» **Instructions to follow**
Work through the data and report how many lines include the string "content", giving the number alone.

(Data entries)
=====

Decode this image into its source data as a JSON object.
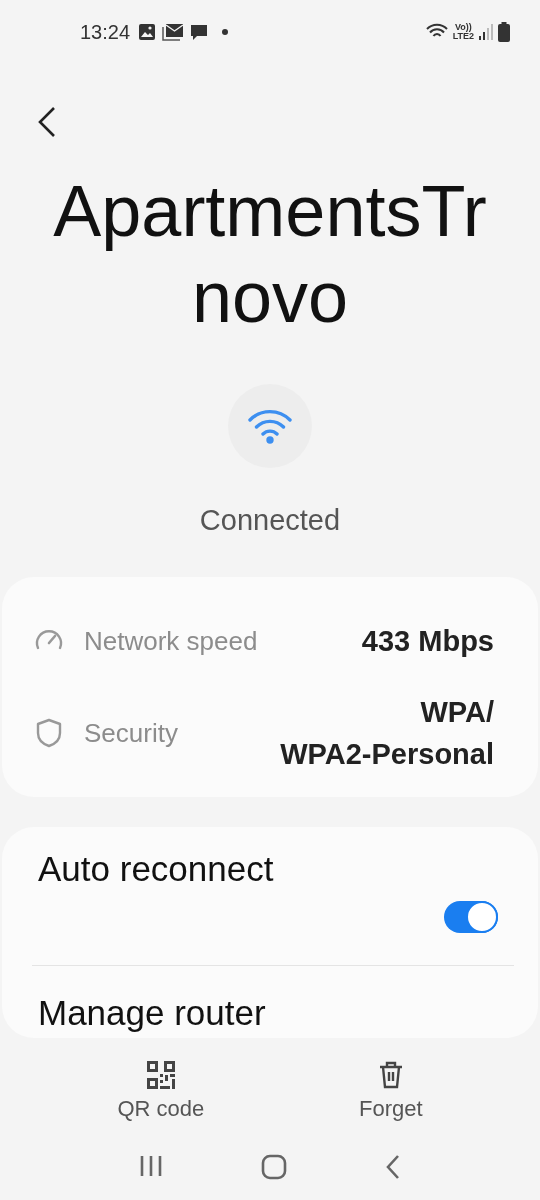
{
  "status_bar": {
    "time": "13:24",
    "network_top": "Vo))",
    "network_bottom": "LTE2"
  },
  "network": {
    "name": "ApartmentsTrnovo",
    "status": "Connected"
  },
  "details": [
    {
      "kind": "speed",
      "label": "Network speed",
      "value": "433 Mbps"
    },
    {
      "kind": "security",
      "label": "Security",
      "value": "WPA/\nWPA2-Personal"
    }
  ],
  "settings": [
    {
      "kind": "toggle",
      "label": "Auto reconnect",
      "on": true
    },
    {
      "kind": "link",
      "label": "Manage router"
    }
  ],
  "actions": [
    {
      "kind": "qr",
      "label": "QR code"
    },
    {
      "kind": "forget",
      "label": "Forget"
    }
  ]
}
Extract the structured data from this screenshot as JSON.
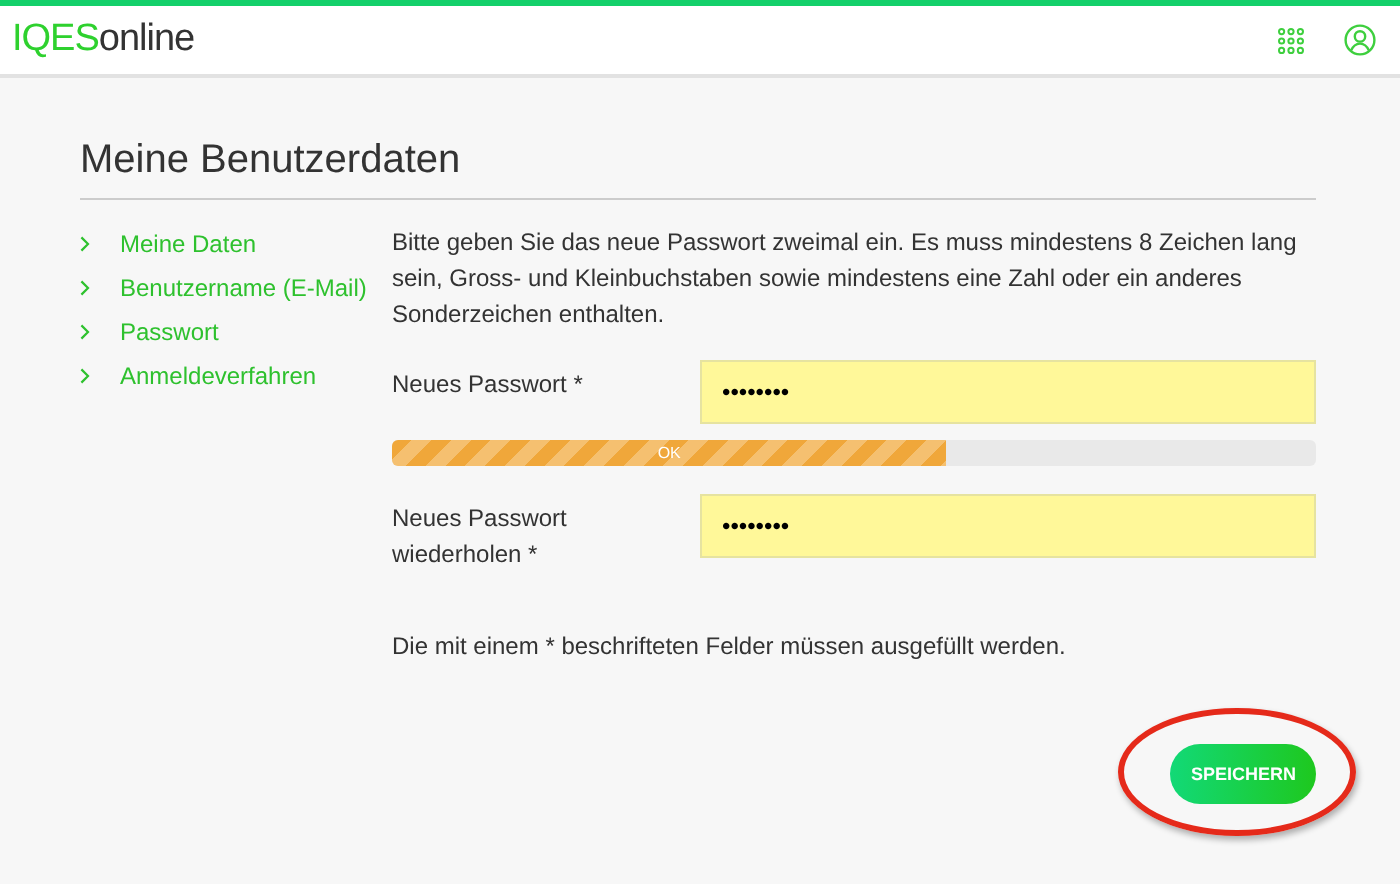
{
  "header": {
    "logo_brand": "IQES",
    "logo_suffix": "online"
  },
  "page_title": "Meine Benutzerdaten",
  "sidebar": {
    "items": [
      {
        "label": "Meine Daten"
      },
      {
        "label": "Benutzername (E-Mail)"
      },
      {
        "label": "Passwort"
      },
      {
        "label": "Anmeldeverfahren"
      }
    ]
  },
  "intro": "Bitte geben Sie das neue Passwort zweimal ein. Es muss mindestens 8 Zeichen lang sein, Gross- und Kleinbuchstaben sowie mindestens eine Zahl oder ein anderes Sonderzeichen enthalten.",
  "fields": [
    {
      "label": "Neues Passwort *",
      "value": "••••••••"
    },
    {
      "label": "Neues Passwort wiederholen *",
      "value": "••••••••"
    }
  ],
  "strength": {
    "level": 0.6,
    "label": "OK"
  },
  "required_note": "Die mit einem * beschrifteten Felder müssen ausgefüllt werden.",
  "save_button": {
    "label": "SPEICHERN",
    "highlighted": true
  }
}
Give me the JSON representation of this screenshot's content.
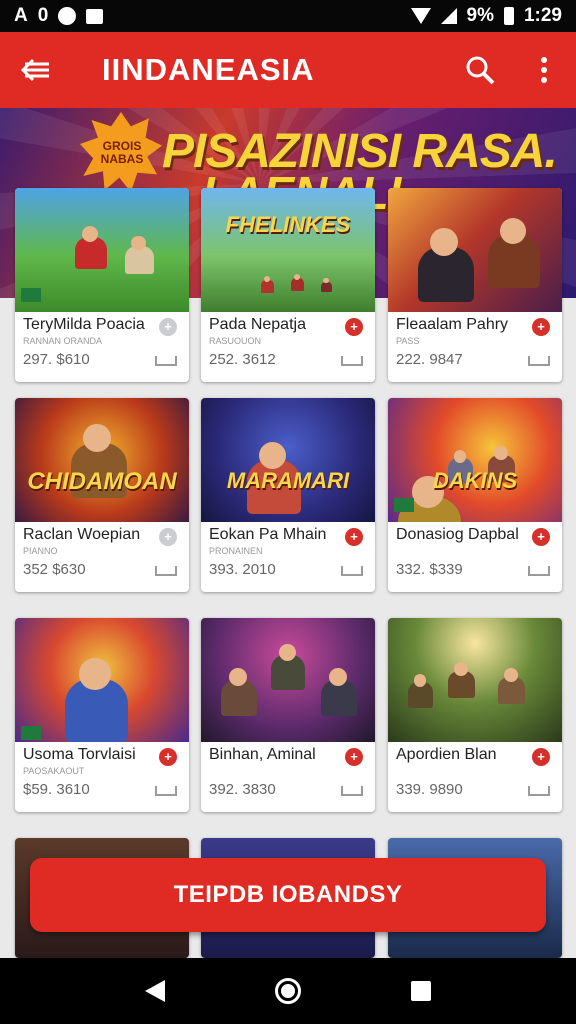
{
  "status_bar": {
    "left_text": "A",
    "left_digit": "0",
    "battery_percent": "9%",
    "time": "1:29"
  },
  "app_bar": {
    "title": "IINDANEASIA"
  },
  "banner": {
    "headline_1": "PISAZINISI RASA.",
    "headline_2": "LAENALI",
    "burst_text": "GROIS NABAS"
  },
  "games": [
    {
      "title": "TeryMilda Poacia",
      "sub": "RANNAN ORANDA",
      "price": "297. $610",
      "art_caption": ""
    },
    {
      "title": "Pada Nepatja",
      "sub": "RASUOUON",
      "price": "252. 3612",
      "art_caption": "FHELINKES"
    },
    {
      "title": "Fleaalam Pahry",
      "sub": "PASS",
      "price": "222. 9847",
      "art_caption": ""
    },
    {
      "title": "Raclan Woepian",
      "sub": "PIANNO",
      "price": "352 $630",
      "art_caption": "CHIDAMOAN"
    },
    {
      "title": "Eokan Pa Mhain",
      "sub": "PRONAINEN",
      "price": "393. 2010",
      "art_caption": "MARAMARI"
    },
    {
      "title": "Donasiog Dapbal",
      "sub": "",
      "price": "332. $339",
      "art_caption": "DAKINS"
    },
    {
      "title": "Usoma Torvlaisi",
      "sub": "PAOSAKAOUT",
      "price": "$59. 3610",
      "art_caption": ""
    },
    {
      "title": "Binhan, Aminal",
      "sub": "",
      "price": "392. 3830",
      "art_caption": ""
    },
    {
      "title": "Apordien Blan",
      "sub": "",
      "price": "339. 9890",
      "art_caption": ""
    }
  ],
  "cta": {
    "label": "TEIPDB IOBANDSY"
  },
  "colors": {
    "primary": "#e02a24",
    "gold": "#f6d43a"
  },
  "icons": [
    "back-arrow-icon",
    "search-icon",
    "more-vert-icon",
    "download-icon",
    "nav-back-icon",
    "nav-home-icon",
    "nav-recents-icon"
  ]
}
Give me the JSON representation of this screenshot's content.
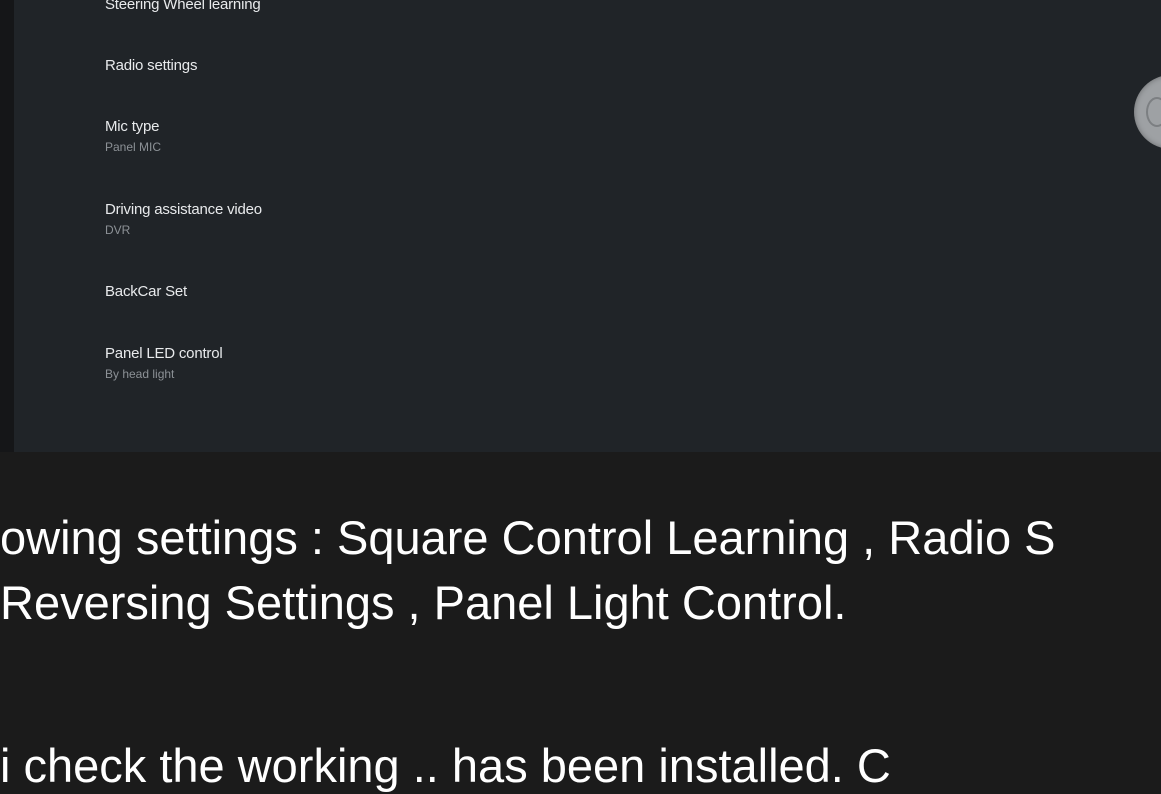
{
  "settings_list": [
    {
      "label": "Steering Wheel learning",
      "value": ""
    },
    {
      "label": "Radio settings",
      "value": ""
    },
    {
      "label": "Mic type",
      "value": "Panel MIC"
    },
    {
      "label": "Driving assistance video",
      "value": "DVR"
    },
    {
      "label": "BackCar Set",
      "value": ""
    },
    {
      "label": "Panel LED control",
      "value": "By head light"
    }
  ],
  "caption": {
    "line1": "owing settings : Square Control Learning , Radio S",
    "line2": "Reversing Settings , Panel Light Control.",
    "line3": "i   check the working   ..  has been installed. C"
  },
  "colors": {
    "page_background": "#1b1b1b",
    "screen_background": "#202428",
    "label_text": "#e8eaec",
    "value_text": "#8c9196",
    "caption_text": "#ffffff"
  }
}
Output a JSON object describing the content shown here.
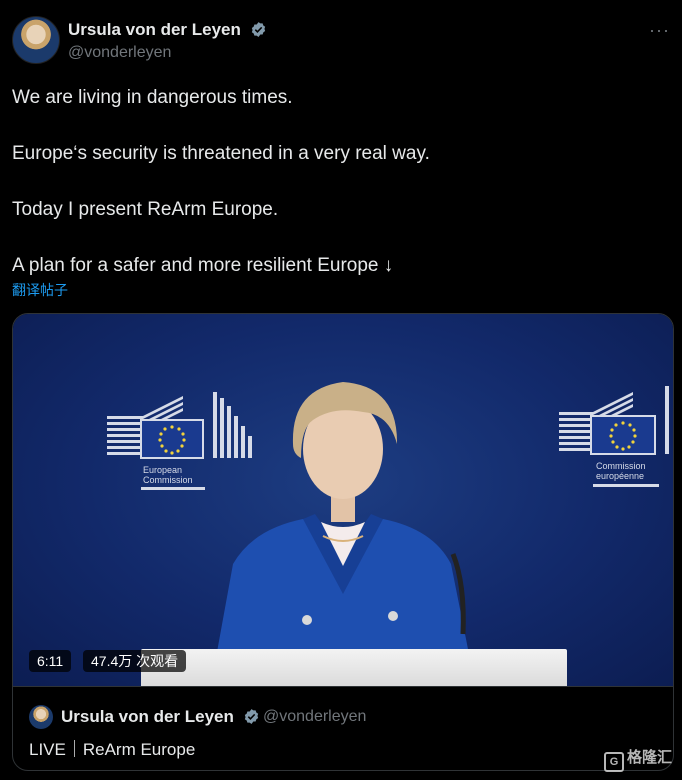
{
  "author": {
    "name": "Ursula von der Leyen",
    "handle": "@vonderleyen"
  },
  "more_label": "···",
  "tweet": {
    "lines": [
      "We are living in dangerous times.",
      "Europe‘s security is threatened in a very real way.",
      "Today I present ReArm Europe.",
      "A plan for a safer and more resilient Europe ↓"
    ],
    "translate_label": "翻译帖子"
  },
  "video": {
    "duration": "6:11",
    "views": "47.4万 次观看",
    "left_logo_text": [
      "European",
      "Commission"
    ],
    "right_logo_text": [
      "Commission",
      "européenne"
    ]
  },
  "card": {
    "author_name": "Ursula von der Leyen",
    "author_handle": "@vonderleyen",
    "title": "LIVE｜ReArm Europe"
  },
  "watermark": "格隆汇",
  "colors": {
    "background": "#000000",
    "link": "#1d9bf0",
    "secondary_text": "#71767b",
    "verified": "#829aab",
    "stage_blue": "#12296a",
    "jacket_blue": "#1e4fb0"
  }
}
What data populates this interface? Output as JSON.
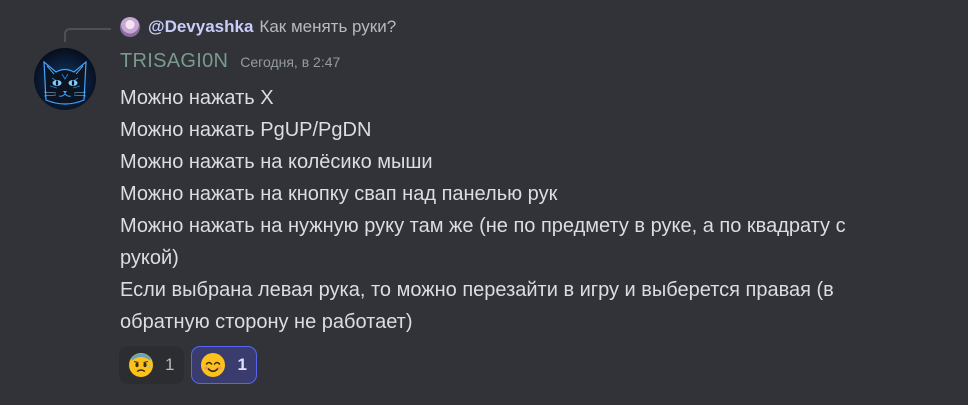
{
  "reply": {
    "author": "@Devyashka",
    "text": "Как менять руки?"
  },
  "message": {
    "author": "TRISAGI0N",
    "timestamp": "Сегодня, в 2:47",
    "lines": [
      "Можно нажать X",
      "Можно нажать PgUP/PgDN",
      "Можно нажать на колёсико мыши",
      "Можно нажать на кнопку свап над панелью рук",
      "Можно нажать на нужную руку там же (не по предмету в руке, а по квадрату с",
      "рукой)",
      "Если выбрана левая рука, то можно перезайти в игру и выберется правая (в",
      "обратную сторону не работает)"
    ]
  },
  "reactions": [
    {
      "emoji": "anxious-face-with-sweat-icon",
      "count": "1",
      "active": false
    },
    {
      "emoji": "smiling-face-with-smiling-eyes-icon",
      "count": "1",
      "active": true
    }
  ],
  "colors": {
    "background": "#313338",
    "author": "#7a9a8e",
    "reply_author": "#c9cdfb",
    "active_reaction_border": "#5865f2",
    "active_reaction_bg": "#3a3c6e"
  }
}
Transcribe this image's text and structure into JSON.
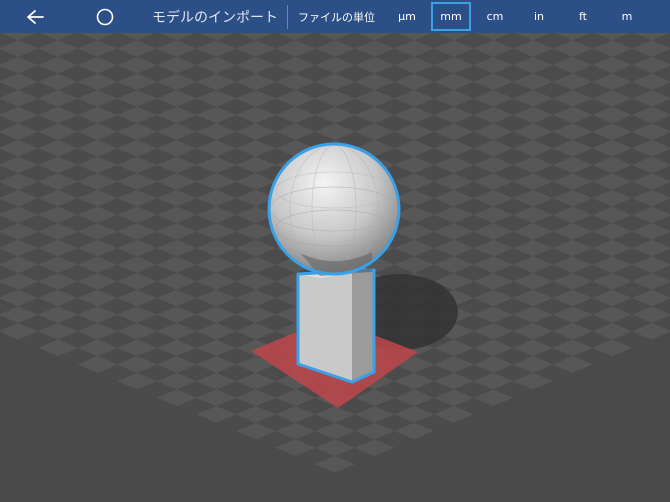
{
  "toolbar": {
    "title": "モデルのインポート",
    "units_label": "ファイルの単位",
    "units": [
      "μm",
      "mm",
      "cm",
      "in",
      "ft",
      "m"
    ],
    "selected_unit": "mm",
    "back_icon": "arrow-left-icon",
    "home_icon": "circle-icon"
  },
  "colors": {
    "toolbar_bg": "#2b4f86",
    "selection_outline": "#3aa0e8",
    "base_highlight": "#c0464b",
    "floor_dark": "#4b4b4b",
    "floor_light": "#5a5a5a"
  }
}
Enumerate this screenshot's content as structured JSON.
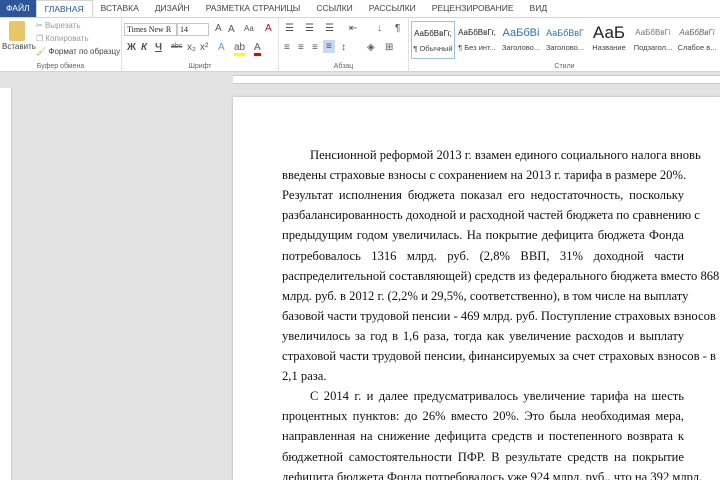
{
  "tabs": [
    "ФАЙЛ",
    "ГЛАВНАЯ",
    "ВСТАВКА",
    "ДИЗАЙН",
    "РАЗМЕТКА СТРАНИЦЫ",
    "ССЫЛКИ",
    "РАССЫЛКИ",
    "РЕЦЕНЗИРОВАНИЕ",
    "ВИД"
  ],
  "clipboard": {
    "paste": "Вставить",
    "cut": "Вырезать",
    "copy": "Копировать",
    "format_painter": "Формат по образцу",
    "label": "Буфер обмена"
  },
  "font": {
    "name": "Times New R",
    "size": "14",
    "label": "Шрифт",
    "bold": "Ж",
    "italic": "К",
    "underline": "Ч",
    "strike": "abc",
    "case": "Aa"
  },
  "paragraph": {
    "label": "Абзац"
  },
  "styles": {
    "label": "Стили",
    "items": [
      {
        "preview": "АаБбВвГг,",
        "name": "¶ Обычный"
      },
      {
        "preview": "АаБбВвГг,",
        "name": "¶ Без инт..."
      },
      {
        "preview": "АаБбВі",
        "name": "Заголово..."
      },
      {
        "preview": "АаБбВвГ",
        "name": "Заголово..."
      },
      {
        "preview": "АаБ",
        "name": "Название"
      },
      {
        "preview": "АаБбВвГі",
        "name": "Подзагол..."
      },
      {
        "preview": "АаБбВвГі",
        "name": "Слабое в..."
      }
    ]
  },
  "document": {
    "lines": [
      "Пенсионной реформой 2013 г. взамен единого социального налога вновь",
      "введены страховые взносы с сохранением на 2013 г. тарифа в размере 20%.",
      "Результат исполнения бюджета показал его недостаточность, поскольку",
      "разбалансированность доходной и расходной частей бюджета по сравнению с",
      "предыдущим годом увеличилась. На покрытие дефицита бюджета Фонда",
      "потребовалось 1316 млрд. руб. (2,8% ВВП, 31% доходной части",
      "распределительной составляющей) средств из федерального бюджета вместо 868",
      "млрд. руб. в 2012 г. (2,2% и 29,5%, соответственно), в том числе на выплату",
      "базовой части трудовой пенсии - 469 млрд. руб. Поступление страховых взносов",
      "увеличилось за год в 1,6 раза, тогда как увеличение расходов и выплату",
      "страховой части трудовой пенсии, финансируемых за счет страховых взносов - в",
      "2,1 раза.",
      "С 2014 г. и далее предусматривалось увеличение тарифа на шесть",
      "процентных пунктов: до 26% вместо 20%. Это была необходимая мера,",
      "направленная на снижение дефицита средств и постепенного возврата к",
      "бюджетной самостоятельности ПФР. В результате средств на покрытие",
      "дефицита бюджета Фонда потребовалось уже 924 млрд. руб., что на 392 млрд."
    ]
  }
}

=====

» **Complete response**
4